» What you have to do:
Copy out each line of the material in which the word "name" appears.

» Entries supplied:

_ _ _ _ _

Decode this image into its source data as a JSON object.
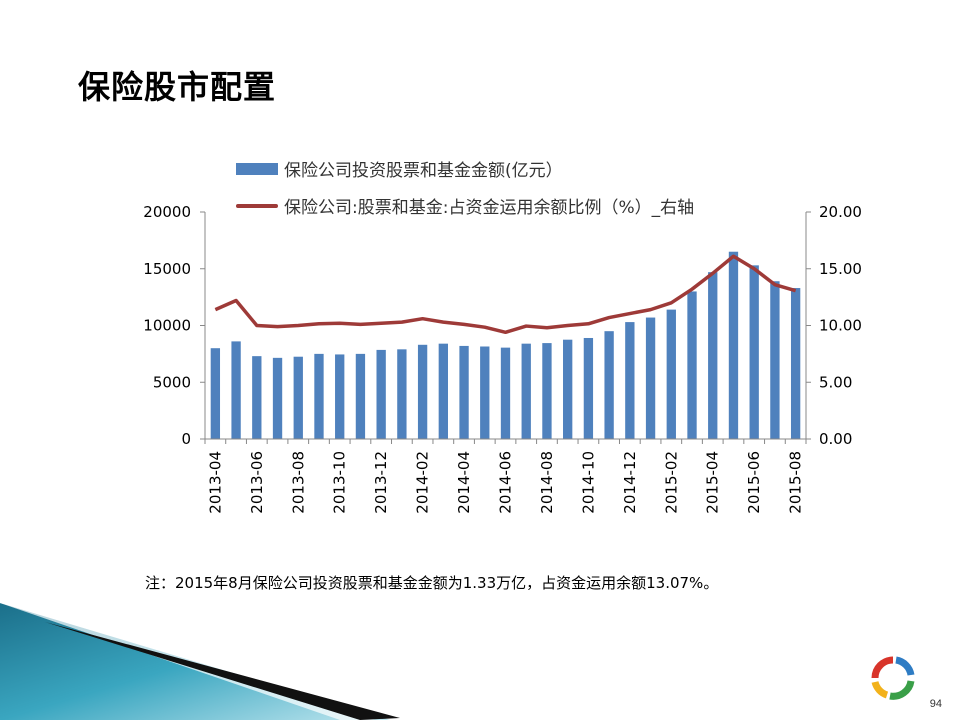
{
  "slide": {
    "title": "保险股市配置",
    "note": "注：2015年8月保险公司投资股票和基金金额为1.33万亿，占资金运用余额13.07%。",
    "page_number": "94",
    "logo_icon": "ring-logo-icon"
  },
  "colors": {
    "bar": "#4F81BD",
    "line": "#9E3A38"
  },
  "chart_data": {
    "type": "bar",
    "title": "",
    "xlabel": "",
    "ylabel": "",
    "x": [
      "2013-04",
      "2013-05",
      "2013-06",
      "2013-07",
      "2013-08",
      "2013-09",
      "2013-10",
      "2013-11",
      "2013-12",
      "2014-01",
      "2014-02",
      "2014-03",
      "2014-04",
      "2014-05",
      "2014-06",
      "2014-07",
      "2014-08",
      "2014-09",
      "2014-10",
      "2014-11",
      "2014-12",
      "2015-01",
      "2015-02",
      "2015-03",
      "2015-04",
      "2015-05",
      "2015-06",
      "2015-07",
      "2015-08"
    ],
    "x_tick_labels": [
      "2013-04",
      "2013-06",
      "2013-08",
      "2013-10",
      "2013-12",
      "2014-02",
      "2014-04",
      "2014-06",
      "2014-08",
      "2014-10",
      "2014-12",
      "2015-02",
      "2015-04",
      "2015-06",
      "2015-08"
    ],
    "series": [
      {
        "name": "保险公司投资股票和基金金额(亿元）",
        "type": "bar",
        "axis": "left",
        "values": [
          8000,
          8600,
          7300,
          7150,
          7250,
          7500,
          7450,
          7500,
          7850,
          7900,
          8300,
          8400,
          8200,
          8150,
          8050,
          8400,
          8450,
          8750,
          8900,
          9500,
          10300,
          10700,
          11400,
          13000,
          14700,
          16500,
          15300,
          13900,
          13300
        ]
      },
      {
        "name": "保险公司:股票和基金:占资金运用余额比例（%）_右轴",
        "type": "line",
        "axis": "right",
        "values": [
          11.4,
          12.2,
          10.0,
          9.9,
          10.0,
          10.15,
          10.2,
          10.1,
          10.2,
          10.3,
          10.6,
          10.3,
          10.1,
          9.85,
          9.4,
          9.95,
          9.8,
          10.0,
          10.15,
          10.7,
          11.05,
          11.4,
          12.0,
          13.2,
          14.6,
          16.1,
          15.0,
          13.6,
          13.07
        ]
      }
    ],
    "y_left": {
      "range": [
        0,
        20000
      ],
      "ticks": [
        "0",
        "5000",
        "10000",
        "15000",
        "20000"
      ]
    },
    "y_right": {
      "range": [
        0,
        20
      ],
      "ticks": [
        "0.00",
        "5.00",
        "10.00",
        "15.00",
        "20.00"
      ]
    },
    "grid": false,
    "legend_position": "top"
  }
}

_ _ _ _ _

» Complete answer:
        "name": "保险公司投资股票和基金金额(亿元）",
        "name": "保险公司:股票和基金:占资金运用余额比例（%）_右轴",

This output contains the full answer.